"""
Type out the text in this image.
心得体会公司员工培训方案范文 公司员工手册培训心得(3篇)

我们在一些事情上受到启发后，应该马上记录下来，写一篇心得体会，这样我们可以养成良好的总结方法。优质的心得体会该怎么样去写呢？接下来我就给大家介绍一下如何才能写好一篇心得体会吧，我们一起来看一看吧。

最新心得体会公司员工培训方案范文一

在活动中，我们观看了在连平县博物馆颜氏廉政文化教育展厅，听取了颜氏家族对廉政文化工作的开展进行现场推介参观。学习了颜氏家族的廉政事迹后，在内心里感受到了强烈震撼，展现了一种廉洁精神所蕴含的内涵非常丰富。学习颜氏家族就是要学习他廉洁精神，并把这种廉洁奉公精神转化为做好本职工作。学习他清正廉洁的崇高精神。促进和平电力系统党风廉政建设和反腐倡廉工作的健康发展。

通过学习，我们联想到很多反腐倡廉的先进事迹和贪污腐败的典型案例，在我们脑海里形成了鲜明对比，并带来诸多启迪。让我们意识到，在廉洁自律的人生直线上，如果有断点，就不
"""
"""
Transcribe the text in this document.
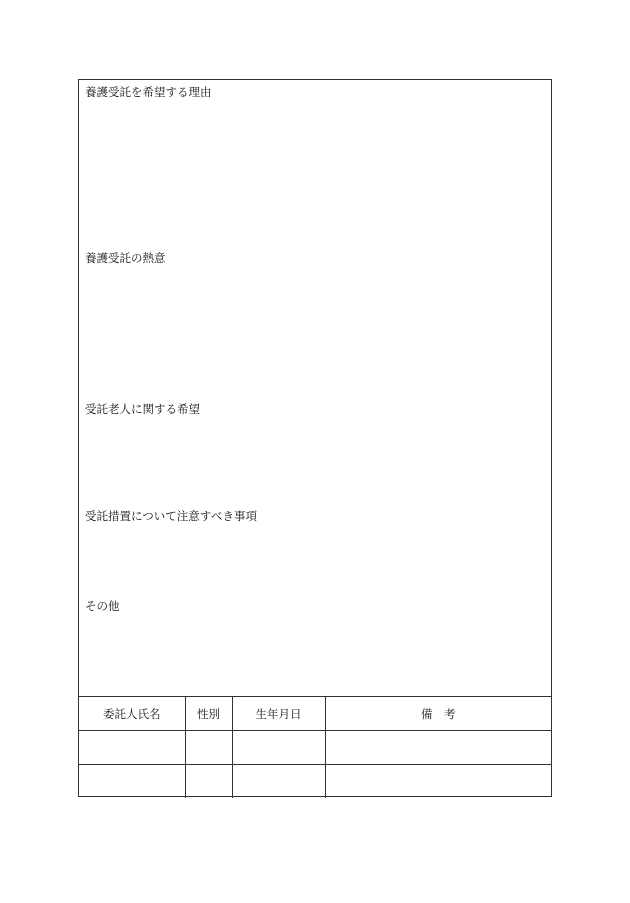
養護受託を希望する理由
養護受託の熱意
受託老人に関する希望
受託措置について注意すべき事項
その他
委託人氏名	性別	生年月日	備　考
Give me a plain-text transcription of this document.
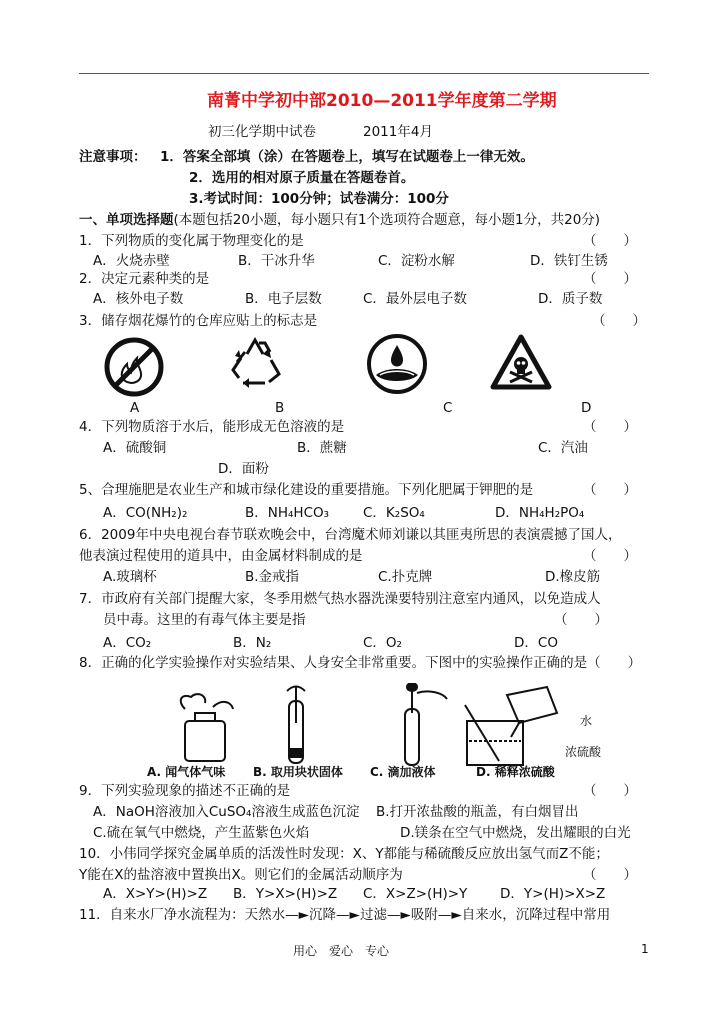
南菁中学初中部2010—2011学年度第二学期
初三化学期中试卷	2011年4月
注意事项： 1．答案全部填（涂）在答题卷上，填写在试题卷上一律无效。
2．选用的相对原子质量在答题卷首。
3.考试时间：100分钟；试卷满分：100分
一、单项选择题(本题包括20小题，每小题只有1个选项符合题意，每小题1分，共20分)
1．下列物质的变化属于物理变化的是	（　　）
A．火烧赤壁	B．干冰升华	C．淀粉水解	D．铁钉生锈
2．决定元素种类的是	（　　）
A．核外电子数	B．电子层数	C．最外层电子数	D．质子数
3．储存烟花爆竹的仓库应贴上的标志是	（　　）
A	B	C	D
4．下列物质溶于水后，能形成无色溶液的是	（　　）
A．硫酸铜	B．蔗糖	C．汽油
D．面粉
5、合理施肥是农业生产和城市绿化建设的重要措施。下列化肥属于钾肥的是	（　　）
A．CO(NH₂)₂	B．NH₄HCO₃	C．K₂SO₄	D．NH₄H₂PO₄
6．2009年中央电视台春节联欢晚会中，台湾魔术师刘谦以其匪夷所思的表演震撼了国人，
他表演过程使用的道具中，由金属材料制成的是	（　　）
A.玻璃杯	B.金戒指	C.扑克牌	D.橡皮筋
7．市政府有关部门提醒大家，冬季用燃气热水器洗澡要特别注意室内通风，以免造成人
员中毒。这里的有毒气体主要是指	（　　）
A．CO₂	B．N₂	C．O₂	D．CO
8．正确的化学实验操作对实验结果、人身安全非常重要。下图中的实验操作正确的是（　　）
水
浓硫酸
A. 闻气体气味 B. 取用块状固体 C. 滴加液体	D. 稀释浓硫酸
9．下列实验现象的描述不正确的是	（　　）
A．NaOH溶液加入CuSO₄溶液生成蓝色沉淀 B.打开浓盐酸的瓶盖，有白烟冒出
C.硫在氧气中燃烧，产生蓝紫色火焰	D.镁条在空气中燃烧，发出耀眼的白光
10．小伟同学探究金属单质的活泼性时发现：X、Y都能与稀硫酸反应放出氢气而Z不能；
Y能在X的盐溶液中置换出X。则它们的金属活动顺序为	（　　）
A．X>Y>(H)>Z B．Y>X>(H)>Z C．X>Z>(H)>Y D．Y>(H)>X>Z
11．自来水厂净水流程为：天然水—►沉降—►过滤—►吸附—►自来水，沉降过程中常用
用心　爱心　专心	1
"""
"""
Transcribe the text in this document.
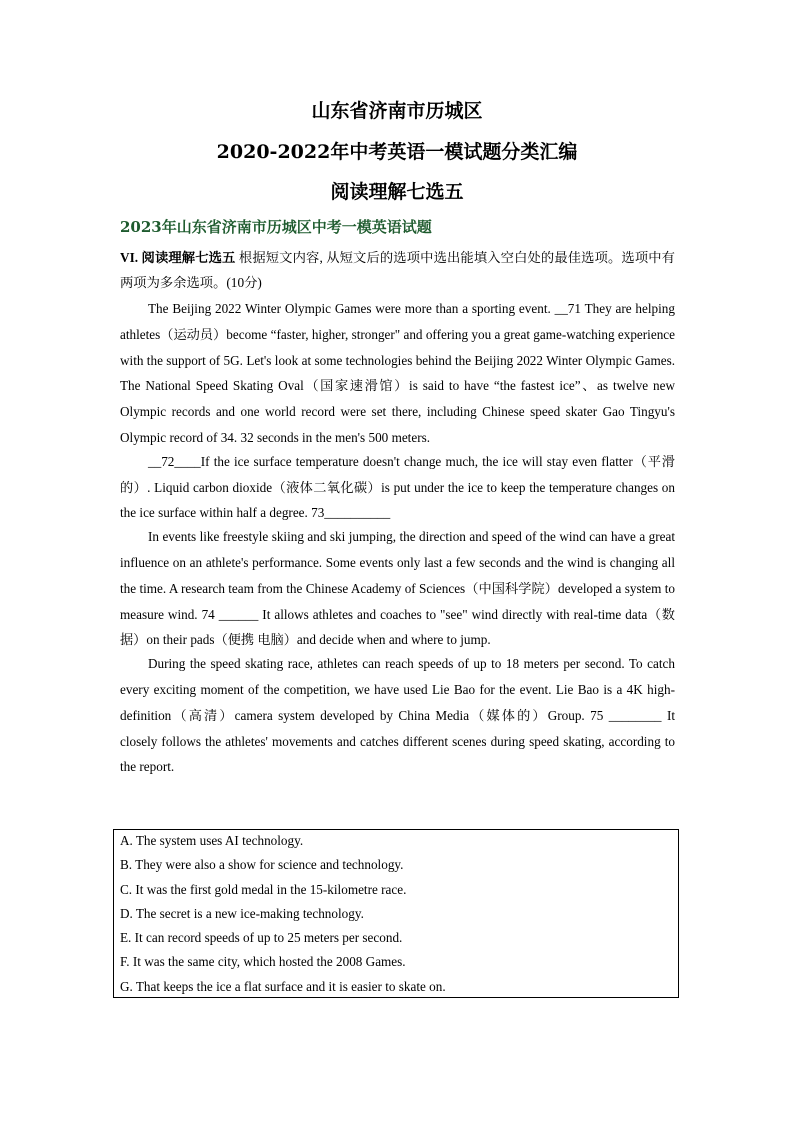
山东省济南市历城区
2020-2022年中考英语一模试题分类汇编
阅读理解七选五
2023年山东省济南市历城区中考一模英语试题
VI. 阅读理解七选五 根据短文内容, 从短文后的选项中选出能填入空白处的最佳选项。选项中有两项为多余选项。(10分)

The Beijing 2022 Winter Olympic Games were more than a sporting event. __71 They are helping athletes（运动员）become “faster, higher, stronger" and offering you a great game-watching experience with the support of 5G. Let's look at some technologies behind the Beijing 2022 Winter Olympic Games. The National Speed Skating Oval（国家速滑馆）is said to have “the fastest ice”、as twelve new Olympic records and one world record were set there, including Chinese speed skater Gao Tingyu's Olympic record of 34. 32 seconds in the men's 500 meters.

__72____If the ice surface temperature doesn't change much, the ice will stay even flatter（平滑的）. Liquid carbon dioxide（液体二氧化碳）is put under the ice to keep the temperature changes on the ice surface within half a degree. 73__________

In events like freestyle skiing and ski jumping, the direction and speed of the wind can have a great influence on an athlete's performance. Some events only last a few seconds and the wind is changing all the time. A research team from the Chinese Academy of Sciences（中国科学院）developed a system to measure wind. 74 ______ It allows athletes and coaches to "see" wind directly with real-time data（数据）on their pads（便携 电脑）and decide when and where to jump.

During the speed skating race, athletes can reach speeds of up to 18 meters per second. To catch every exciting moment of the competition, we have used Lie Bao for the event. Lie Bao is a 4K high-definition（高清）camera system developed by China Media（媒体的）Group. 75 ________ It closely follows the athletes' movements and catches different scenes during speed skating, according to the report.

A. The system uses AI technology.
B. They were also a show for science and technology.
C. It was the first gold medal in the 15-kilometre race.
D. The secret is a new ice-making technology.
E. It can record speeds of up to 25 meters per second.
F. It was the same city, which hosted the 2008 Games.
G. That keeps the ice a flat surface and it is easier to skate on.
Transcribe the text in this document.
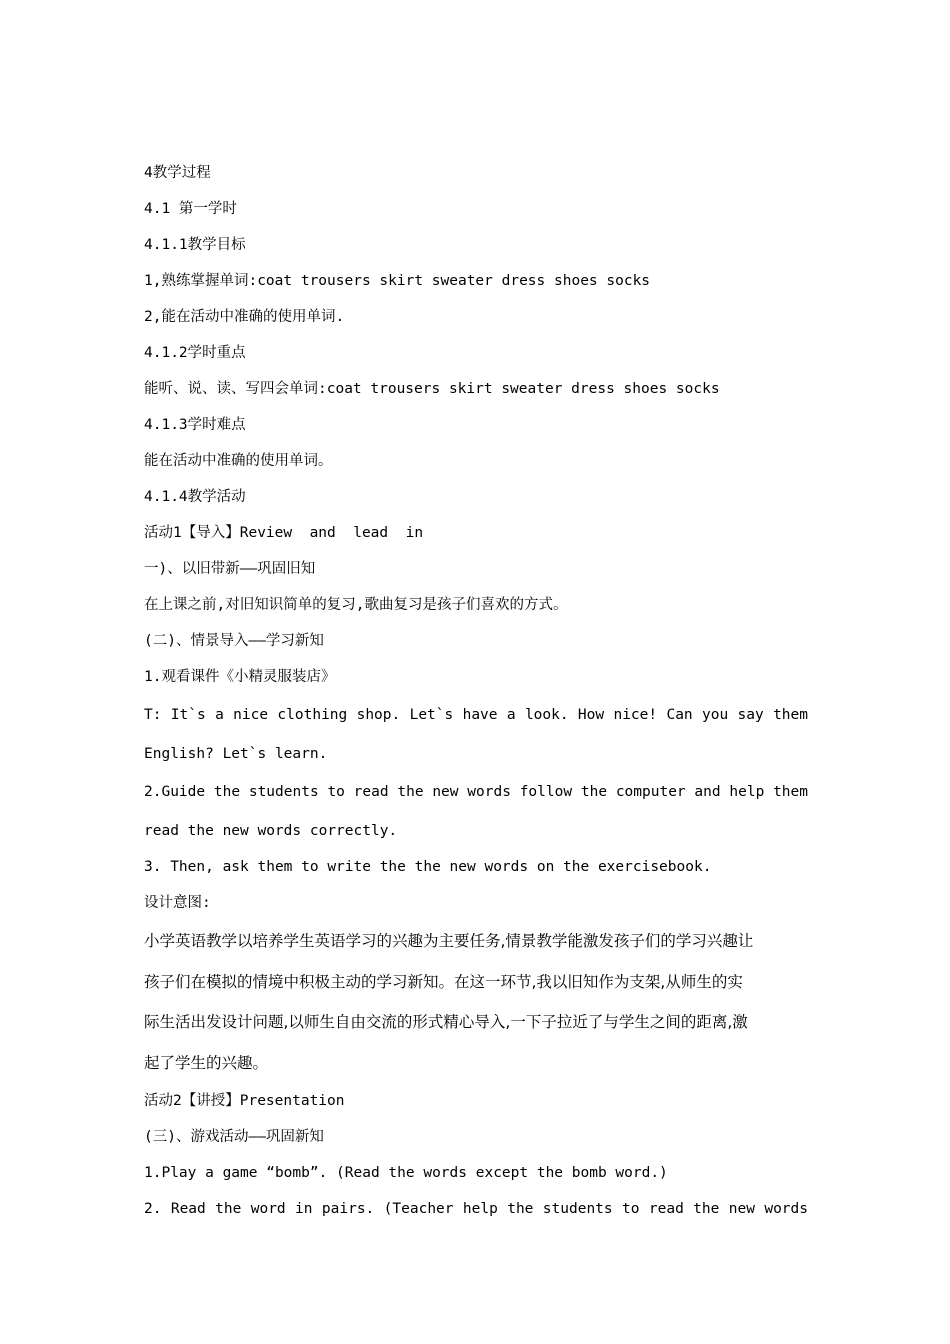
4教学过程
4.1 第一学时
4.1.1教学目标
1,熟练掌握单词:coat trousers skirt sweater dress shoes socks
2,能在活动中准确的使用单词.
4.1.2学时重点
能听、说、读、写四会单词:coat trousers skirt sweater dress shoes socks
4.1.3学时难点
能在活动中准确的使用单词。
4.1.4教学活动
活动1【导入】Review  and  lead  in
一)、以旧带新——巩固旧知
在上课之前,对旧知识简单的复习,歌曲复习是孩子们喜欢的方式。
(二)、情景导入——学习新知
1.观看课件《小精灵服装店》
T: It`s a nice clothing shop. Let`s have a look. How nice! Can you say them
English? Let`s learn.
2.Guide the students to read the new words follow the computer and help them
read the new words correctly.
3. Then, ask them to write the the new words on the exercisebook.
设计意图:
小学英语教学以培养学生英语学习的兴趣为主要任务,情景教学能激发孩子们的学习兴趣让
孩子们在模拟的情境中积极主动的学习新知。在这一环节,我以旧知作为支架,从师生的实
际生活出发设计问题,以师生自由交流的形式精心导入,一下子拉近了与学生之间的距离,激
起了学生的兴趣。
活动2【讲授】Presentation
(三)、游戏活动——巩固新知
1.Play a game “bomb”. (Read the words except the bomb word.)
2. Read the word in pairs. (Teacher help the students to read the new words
"""
Brief |
For each line in the data above that contains the string "trousers", extract the line.

Written reply |
1,熟练掌握单词:coat trousers skirt sweater dress shoes socks
能听、说、读、写四会单词:coat trousers skirt sweater dress shoes socks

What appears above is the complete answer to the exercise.